### Dataset rows
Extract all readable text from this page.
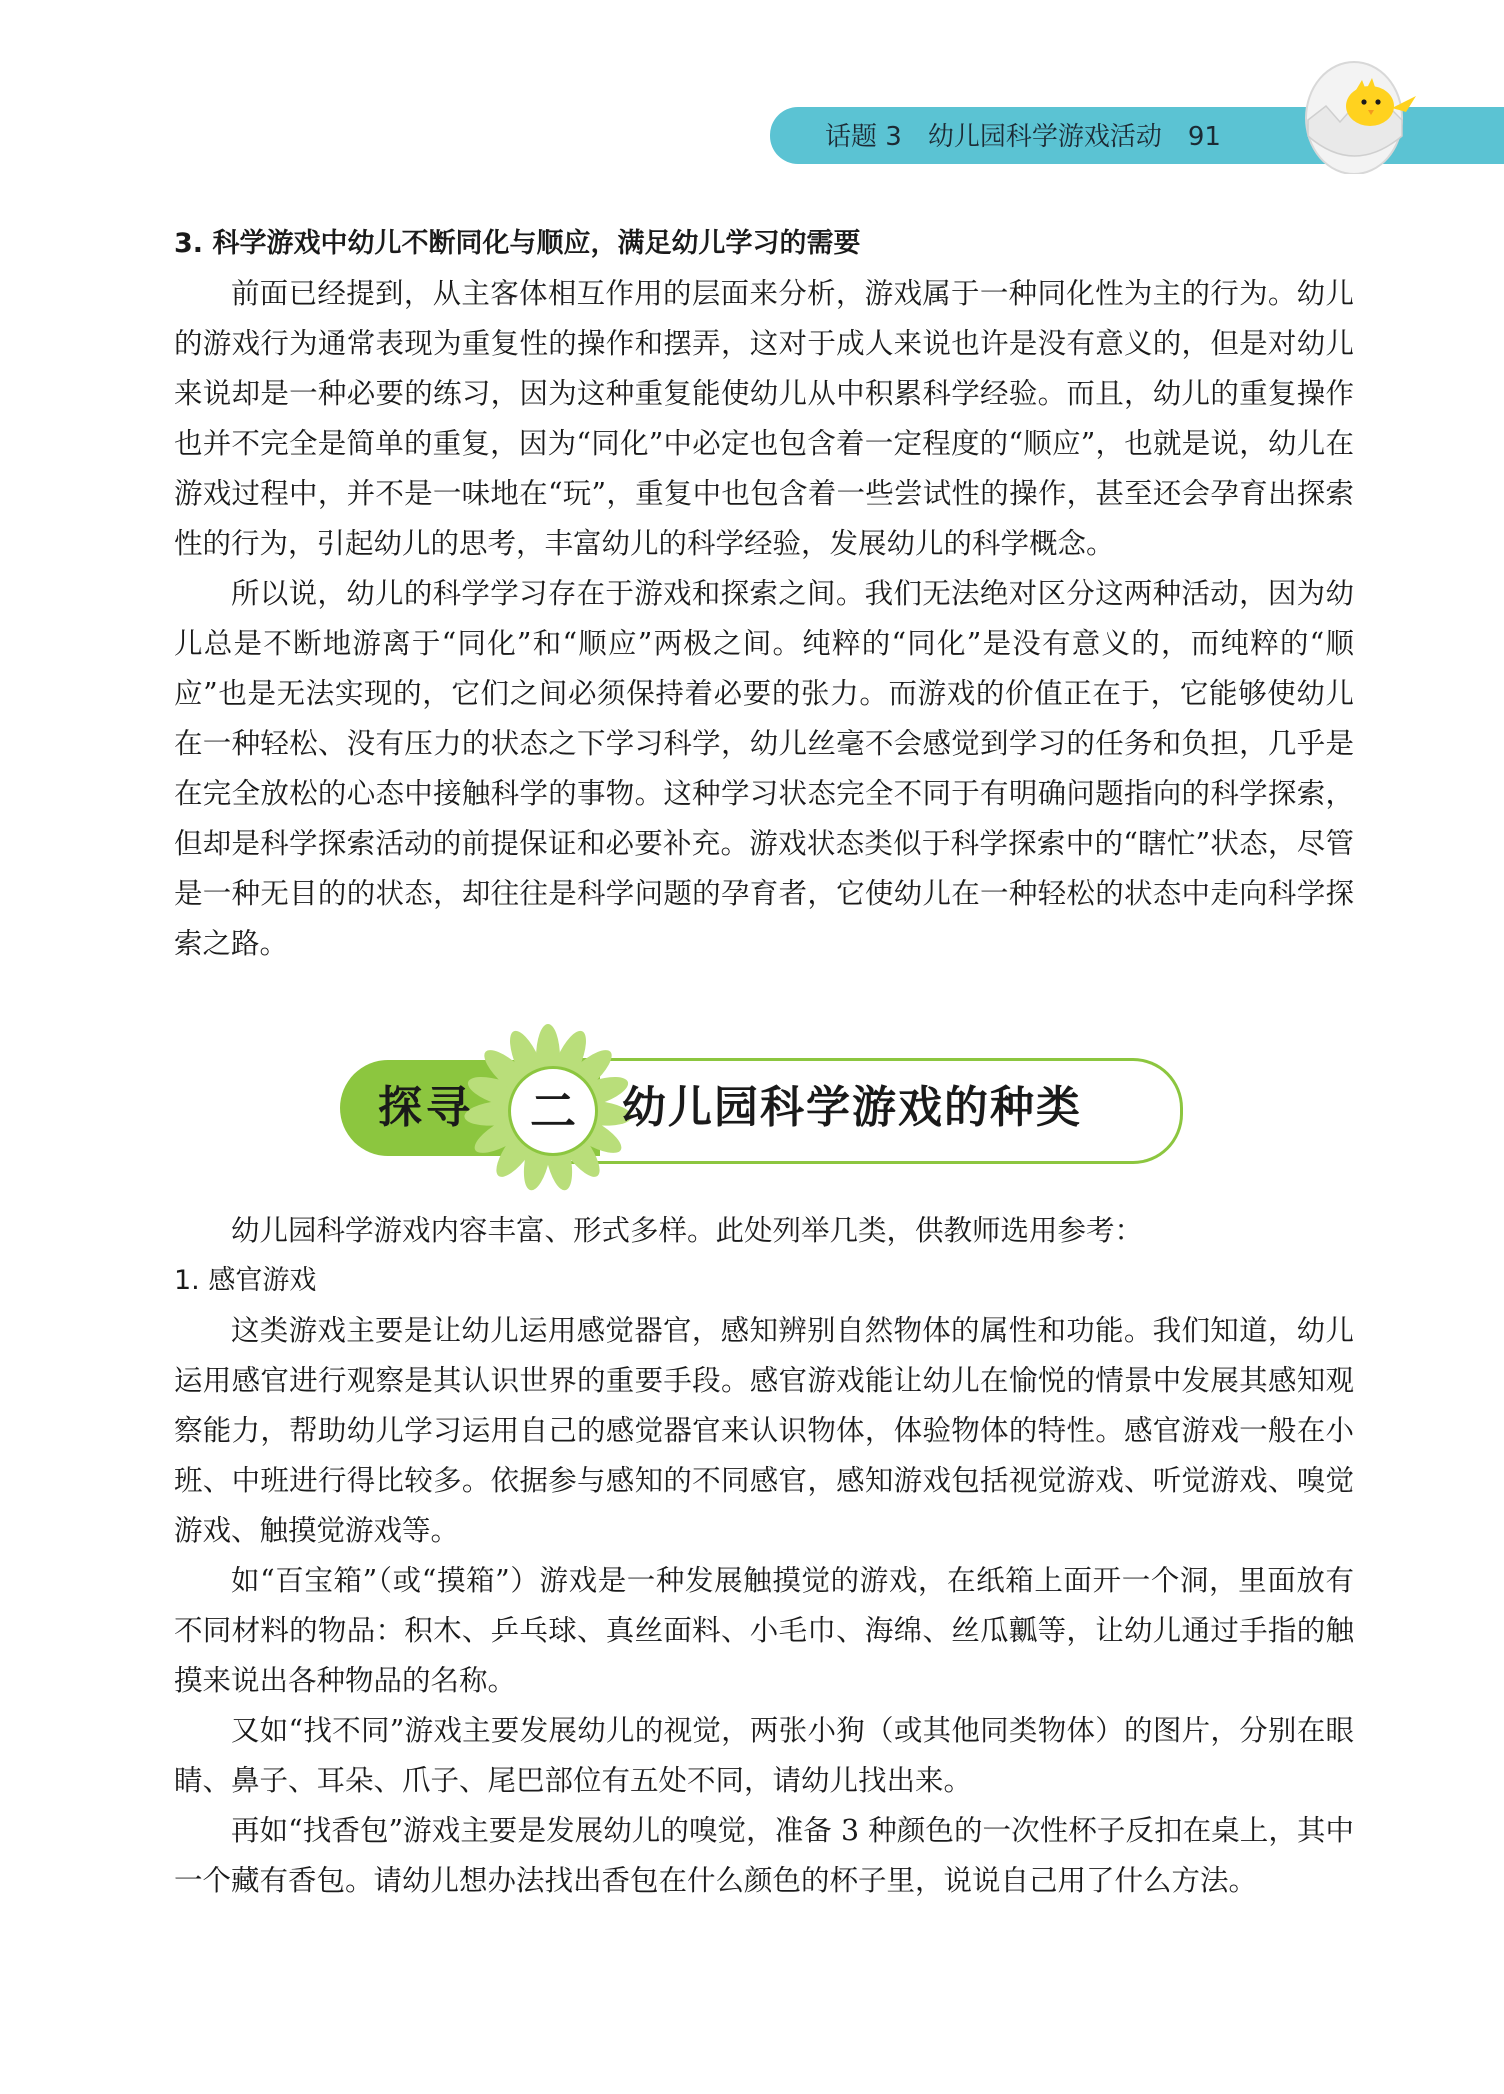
话题 3 幼儿园科学游戏活动 91
3. 科学游戏中幼儿不断同化与顺应，满足幼儿学习的需要
前面已经提到，从主客体相互作用的层面来分析，游戏属于一种同化性为主的行为。幼儿的游戏行为通常表现为重复性的操作和摆弄，这对于成人来说也许是没有意义的，但是对幼儿来说却是一种必要的练习，因为这种重复能使幼儿从中积累科学经验。而且，幼儿的重复操作也并不完全是简单的重复，因为“同化”中必定也包含着一定程度的“顺应”，也就是说，幼儿在游戏过程中，并不是一味地在“玩”，重复中也包含着一些尝试性的操作，甚至还会孕育出探索性的行为，引起幼儿的思考，丰富幼儿的科学经验，发展幼儿的科学概念。
所以说，幼儿的科学学习存在于游戏和探索之间。我们无法绝对区分这两种活动，因为幼儿总是不断地游离于“同化”和“顺应”两极之间。纯粹的“同化”是没有意义的，而纯粹的“顺应”也是无法实现的，它们之间必须保持着必要的张力。而游戏的价值正在于，它能够使幼儿在一种轻松、没有压力的状态之下学习科学，幼儿丝毫不会感觉到学习的任务和负担，几乎是在完全放松的心态中接触科学的事物。这种学习状态完全不同于有明确问题指向的科学探索，但却是科学探索活动的前提保证和必要补充。游戏状态类似于科学探索中的“瞎忙”状态，尽管是一种无目的的状态，却往往是科学问题的孕育者，它使幼儿在一种轻松的状态中走向科学探索之路。
幼儿园科学游戏内容丰富、形式多样。此处列举几类，供教师选用参考：
1. 感官游戏
这类游戏主要是让幼儿运用感觉器官，感知辨别自然物体的属性和功能。我们知道，幼儿运用感官进行观察是其认识世界的重要手段。感官游戏能让幼儿在愉悦的情景中发展其感知观察能力，帮助幼儿学习运用自己的感觉器官来认识物体，体验物体的特性。感官游戏一般在小班、中班进行得比较多。依据参与感知的不同感官，感知游戏包括视觉游戏、听觉游戏、嗅觉游戏、触摸觉游戏等。
如“百宝箱”（或“摸箱”）游戏是一种发展触摸觉的游戏，在纸箱上面开一个洞，里面放有不同材料的物品：积木、乒乓球、真丝面料、小毛巾、海绵、丝瓜瓤等，让幼儿通过手指的触摸来说出各种物品的名称。
又如“找不同”游戏主要发展幼儿的视觉，两张小狗（或其他同类物体）的图片，分别在眼睛、鼻子、耳朵、爪子、尾巴部位有五处不同，请幼儿找出来。
再如“找香包”游戏主要是发展幼儿的嗅觉，准备 3 种颜色的一次性杯子反扣在桌上，其中一个藏有香包。请幼儿想办法找出香包在什么颜色的杯子里，说说自己用了什么方法。
探寻	二	幼儿园科学游戏的种类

### Exercise description
Give every record again exactly, apart from the pictures, which stay out.

### Correct response
Extract all readable text from this page.
话题 3 幼儿园科学游戏活动 91
3. 科学游戏中幼儿不断同化与顺应，满足幼儿学习的需要
前面已经提到，从主客体相互作用的层面来分析，游戏属于一种同化性为主的行为。幼儿的游戏行为通常表现为重复性的操作和摆弄，这对于成人来说也许是没有意义的，但是对幼儿来说却是一种必要的练习，因为这种重复能使幼儿从中积累科学经验。而且，幼儿的重复操作也并不完全是简单的重复，因为“同化”中必定也包含着一定程度的“顺应”，也就是说，幼儿在游戏过程中，并不是一味地在“玩”，重复中也包含着一些尝试性的操作，甚至还会孕育出探索性的行为，引起幼儿的思考，丰富幼儿的科学经验，发展幼儿的科学概念。
所以说，幼儿的科学学习存在于游戏和探索之间。我们无法绝对区分这两种活动，因为幼儿总是不断地游离于“同化”和“顺应”两极之间。纯粹的“同化”是没有意义的，而纯粹的“顺应”也是无法实现的，它们之间必须保持着必要的张力。而游戏的价值正在于，它能够使幼儿在一种轻松、没有压力的状态之下学习科学，幼儿丝毫不会感觉到学习的任务和负担，几乎是在完全放松的心态中接触科学的事物。这种学习状态完全不同于有明确问题指向的科学探索，但却是科学探索活动的前提保证和必要补充。游戏状态类似于科学探索中的“瞎忙”状态，尽管是一种无目的的状态，却往往是科学问题的孕育者，它使幼儿在一种轻松的状态中走向科学探索之路。
幼儿园科学游戏内容丰富、形式多样。此处列举几类，供教师选用参考：
1. 感官游戏
这类游戏主要是让幼儿运用感觉器官，感知辨别自然物体的属性和功能。我们知道，幼儿运用感官进行观察是其认识世界的重要手段。感官游戏能让幼儿在愉悦的情景中发展其感知观察能力，帮助幼儿学习运用自己的感觉器官来认识物体，体验物体的特性。感官游戏一般在小班、中班进行得比较多。依据参与感知的不同感官，感知游戏包括视觉游戏、听觉游戏、嗅觉游戏、触摸觉游戏等。
如“百宝箱”（或“摸箱”）游戏是一种发展触摸觉的游戏，在纸箱上面开一个洞，里面放有不同材料的物品：积木、乒乓球、真丝面料、小毛巾、海绵、丝瓜瓤等，让幼儿通过手指的触摸来说出各种物品的名称。
又如“找不同”游戏主要发展幼儿的视觉，两张小狗（或其他同类物体）的图片，分别在眼睛、鼻子、耳朵、爪子、尾巴部位有五处不同，请幼儿找出来。
再如“找香包”游戏主要是发展幼儿的嗅觉，准备 3 种颜色的一次性杯子反扣在桌上，其中一个藏有香包。请幼儿想办法找出香包在什么颜色的杯子里，说说自己用了什么方法。
探寻	二	幼儿园科学游戏的种类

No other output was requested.